:: Dataset excerpts ::
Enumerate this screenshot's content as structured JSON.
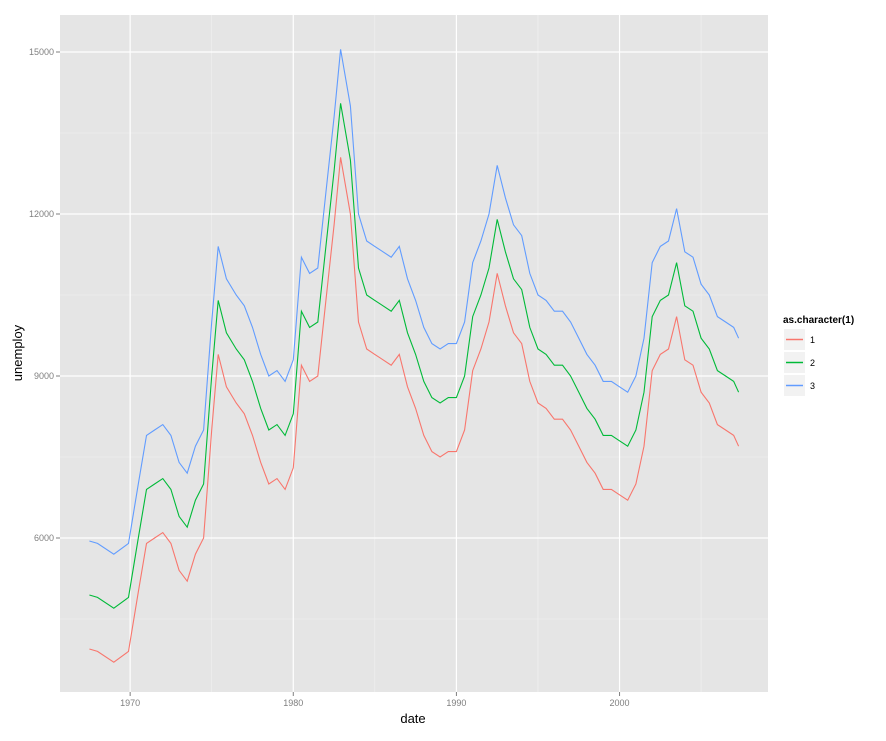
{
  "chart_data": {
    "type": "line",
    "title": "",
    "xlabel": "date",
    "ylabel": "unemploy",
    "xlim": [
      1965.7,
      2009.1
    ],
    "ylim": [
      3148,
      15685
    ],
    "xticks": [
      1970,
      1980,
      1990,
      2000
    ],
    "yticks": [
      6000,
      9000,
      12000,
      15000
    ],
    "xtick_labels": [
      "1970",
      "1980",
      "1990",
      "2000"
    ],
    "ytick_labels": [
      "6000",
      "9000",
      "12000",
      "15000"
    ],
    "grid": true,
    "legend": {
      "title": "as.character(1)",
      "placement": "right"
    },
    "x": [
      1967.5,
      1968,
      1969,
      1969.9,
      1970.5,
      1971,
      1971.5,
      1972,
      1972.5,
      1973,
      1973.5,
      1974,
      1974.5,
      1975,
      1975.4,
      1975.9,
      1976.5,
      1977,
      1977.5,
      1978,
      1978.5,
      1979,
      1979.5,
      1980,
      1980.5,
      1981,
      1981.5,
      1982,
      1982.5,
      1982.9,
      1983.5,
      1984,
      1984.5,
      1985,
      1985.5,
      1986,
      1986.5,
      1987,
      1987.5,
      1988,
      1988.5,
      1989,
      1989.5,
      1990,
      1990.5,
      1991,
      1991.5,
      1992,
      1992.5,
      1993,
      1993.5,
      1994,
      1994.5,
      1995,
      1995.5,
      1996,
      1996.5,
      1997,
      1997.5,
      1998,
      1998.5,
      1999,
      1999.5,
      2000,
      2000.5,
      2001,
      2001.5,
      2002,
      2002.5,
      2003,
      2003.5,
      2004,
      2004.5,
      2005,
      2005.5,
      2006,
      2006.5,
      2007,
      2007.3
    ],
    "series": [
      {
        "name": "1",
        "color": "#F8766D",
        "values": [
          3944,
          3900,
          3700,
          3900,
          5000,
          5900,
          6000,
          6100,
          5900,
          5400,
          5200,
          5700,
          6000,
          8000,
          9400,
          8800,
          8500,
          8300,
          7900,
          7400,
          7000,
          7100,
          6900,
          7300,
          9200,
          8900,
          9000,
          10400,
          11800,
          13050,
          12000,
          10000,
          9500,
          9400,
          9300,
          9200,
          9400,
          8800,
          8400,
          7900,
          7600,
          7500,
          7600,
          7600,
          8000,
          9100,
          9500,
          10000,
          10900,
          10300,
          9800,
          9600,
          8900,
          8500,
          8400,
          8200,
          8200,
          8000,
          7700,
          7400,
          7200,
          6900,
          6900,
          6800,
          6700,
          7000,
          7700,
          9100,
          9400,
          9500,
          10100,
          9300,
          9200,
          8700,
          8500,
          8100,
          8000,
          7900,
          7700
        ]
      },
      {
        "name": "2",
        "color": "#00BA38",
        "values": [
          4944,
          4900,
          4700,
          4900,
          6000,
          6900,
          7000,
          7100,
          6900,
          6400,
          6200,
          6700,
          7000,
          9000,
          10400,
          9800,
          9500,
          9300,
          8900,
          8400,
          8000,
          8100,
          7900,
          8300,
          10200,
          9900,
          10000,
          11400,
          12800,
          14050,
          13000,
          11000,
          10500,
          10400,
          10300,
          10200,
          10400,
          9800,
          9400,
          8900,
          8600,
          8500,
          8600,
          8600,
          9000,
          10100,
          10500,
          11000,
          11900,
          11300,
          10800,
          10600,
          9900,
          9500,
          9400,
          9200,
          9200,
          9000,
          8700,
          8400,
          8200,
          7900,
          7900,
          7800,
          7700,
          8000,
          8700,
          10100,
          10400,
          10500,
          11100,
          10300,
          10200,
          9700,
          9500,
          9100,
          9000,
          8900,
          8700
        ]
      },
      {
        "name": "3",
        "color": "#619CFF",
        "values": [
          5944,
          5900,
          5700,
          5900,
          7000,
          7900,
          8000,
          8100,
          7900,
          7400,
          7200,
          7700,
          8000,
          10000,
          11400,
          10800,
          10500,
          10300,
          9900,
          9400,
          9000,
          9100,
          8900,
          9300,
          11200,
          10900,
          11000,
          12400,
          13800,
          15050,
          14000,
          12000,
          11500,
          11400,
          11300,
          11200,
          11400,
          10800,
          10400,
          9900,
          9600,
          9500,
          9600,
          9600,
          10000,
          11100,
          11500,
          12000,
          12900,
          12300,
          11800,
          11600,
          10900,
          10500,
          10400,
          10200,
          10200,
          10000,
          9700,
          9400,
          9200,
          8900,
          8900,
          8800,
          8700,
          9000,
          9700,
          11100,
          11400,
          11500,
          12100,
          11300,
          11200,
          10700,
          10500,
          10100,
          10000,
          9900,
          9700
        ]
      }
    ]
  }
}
==
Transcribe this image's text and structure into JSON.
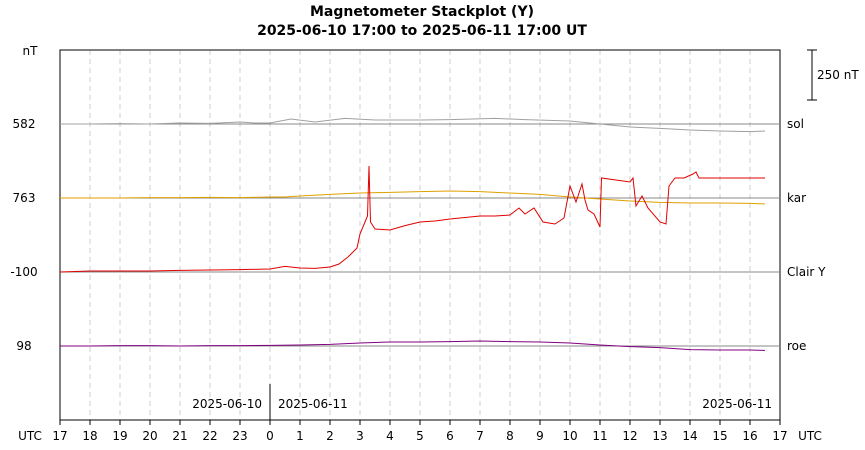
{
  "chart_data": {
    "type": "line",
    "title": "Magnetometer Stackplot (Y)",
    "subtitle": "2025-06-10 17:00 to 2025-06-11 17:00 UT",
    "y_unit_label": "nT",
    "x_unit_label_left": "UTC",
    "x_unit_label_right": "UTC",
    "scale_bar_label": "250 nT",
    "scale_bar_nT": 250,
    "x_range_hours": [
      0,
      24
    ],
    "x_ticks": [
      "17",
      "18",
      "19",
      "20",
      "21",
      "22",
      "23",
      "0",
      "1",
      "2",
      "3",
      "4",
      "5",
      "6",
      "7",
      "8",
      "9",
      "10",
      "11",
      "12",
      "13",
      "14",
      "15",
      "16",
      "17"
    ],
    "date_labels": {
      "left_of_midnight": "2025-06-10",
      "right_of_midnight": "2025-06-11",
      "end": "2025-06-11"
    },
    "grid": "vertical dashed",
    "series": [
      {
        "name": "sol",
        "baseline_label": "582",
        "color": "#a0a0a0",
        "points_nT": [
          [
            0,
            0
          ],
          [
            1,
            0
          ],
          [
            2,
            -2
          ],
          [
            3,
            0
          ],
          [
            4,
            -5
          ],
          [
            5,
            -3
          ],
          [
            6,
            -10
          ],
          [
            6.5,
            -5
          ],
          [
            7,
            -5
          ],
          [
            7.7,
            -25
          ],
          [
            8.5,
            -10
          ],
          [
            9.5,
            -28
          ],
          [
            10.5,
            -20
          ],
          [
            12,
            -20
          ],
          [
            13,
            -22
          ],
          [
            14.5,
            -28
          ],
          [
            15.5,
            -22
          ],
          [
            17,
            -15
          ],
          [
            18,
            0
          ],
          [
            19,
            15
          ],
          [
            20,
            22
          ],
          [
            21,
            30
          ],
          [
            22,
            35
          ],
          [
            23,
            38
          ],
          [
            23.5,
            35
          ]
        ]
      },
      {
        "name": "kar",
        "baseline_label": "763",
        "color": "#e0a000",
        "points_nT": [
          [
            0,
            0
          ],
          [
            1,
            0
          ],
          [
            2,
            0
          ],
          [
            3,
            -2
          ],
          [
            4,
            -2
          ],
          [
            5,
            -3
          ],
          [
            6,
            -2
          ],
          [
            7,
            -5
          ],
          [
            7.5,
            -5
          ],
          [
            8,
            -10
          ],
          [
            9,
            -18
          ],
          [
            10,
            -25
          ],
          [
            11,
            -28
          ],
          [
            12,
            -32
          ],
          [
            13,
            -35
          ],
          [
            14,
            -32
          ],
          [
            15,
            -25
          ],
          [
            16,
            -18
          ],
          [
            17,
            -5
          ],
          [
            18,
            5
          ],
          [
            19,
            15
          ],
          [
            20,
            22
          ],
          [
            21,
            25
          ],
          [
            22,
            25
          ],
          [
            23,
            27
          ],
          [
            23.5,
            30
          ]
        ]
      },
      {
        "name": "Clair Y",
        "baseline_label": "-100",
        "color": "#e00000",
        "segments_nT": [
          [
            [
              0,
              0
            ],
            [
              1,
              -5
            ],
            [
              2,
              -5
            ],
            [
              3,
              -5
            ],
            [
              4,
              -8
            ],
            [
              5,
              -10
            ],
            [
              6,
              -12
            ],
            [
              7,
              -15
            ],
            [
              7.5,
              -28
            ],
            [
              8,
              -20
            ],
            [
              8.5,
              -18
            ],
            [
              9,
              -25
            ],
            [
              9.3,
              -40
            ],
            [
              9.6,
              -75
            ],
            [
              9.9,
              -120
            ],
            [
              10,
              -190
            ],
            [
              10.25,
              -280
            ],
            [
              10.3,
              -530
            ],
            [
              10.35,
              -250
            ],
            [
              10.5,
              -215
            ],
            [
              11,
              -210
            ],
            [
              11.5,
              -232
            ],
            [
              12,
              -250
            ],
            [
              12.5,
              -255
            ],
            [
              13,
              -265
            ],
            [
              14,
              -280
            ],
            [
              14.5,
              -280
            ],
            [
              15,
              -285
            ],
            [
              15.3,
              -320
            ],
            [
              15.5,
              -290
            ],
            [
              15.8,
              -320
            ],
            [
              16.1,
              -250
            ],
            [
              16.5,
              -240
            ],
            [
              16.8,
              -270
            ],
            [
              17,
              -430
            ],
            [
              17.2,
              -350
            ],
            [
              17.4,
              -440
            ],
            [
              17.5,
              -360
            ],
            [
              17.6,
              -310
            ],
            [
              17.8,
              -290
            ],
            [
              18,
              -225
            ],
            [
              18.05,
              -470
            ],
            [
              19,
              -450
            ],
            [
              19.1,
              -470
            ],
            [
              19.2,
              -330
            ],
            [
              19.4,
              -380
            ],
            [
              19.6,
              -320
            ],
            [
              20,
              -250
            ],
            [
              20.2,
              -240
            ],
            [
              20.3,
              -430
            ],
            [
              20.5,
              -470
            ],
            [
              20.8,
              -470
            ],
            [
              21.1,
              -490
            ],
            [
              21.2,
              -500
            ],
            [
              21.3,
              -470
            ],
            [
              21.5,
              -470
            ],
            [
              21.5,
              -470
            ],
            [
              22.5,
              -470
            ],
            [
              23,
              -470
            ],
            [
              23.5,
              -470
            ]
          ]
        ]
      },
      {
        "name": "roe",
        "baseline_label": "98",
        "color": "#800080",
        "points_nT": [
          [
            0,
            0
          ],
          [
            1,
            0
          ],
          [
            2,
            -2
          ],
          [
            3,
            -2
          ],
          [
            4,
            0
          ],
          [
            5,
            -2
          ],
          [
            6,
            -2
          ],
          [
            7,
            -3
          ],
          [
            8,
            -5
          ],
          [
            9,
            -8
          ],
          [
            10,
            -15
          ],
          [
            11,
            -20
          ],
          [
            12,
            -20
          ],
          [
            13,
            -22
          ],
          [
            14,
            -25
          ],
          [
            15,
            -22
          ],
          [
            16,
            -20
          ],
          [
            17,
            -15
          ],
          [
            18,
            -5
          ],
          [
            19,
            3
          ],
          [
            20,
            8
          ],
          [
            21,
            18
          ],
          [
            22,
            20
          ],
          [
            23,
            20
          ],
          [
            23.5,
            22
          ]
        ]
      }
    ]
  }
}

:: What is needed ::
Say how many lines of the data include the word "name". Respond with the number alone.

:: Full solution ::
7